## Required task
Locate the lines of the listing below that hold "dioxide", then copy each of them.

A block of data
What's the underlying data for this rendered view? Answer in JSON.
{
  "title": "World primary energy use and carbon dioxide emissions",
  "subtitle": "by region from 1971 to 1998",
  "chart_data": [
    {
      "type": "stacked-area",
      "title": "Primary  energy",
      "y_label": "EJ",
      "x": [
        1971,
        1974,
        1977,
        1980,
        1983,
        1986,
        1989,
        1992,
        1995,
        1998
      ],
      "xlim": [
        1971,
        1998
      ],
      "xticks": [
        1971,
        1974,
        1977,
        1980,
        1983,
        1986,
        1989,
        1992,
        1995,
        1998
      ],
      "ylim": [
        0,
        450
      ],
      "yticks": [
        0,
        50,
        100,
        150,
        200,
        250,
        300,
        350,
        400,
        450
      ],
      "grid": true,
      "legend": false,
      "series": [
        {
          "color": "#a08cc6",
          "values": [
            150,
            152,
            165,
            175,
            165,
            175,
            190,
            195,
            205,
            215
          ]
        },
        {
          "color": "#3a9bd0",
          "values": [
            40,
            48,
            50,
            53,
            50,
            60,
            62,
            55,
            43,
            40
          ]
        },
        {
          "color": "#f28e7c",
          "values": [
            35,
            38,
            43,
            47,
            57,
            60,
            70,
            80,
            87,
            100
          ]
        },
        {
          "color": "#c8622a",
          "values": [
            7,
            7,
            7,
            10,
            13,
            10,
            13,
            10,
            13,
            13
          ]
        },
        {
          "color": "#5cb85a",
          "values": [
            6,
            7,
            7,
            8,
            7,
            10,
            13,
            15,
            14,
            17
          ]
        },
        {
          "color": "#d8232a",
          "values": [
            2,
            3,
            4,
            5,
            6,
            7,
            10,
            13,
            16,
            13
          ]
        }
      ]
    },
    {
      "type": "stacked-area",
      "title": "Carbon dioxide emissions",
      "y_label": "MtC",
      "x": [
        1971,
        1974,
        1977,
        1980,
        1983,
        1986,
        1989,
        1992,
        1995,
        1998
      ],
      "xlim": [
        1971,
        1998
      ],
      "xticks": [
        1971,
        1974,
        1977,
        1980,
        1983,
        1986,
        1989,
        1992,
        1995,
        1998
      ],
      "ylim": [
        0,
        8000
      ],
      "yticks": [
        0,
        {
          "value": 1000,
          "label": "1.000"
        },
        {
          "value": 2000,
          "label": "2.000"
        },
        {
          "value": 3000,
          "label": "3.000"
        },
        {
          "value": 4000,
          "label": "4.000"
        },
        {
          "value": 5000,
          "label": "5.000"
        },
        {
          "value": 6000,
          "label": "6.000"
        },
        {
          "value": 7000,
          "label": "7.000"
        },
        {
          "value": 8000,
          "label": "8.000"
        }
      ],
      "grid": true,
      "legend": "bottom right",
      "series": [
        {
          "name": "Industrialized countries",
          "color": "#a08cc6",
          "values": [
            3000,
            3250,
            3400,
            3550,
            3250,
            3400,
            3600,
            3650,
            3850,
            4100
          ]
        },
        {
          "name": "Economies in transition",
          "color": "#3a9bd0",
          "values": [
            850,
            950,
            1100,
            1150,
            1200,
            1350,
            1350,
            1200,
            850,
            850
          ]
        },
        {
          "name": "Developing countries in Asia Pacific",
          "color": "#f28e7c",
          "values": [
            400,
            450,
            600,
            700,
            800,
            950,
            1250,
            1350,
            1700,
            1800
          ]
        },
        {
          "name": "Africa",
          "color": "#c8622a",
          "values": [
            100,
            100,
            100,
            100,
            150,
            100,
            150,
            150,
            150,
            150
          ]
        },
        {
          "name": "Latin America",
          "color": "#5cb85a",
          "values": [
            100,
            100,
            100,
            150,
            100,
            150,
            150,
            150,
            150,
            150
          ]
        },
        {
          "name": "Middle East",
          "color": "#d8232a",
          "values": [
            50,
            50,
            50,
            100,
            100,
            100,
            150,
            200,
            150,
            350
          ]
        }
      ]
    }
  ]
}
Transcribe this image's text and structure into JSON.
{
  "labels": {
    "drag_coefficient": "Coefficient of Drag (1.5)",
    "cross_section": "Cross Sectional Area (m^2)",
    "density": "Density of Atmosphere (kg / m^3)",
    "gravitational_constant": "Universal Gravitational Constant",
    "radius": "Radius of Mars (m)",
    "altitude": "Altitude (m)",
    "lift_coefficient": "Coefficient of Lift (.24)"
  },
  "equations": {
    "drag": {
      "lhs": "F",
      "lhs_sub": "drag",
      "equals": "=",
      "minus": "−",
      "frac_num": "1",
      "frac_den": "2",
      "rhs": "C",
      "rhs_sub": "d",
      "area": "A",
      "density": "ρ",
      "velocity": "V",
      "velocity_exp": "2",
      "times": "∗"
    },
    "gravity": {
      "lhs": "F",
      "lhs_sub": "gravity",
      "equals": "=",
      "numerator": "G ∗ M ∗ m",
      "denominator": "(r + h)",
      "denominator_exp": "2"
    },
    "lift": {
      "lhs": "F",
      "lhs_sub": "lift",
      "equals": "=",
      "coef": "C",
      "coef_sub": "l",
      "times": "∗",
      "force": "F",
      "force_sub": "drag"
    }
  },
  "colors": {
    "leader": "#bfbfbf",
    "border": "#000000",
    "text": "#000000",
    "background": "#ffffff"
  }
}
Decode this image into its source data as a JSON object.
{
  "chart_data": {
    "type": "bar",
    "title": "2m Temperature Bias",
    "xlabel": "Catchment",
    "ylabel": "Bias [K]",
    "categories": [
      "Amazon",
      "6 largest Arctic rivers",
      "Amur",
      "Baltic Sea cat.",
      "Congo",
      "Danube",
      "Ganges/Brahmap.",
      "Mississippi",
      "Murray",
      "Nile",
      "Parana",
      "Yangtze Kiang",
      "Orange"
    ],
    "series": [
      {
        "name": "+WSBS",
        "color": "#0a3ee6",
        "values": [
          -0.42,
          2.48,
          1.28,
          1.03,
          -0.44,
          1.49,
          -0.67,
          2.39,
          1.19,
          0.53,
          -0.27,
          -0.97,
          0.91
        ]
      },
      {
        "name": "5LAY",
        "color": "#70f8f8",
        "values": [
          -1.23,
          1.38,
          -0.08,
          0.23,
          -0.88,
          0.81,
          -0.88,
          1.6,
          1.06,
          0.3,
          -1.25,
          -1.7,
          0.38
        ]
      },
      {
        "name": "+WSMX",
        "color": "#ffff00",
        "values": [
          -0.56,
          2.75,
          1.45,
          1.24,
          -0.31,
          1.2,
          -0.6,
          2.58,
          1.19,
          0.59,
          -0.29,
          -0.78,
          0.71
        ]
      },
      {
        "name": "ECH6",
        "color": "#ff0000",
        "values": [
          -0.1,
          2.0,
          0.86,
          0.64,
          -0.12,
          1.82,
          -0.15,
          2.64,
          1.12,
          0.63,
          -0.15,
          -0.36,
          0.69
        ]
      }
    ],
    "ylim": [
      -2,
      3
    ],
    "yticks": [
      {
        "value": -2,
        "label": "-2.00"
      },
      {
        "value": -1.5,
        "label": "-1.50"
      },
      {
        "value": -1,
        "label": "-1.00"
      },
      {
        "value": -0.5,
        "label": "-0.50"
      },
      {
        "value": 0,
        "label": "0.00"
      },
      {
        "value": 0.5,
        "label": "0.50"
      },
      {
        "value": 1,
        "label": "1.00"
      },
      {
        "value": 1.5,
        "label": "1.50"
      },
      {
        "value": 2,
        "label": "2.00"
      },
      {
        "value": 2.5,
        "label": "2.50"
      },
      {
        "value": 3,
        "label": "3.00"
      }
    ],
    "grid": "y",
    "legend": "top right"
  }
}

## Response to the task
  "title": "World primary energy use and carbon dioxide emissions",
      "title": "Carbon dioxide emissions",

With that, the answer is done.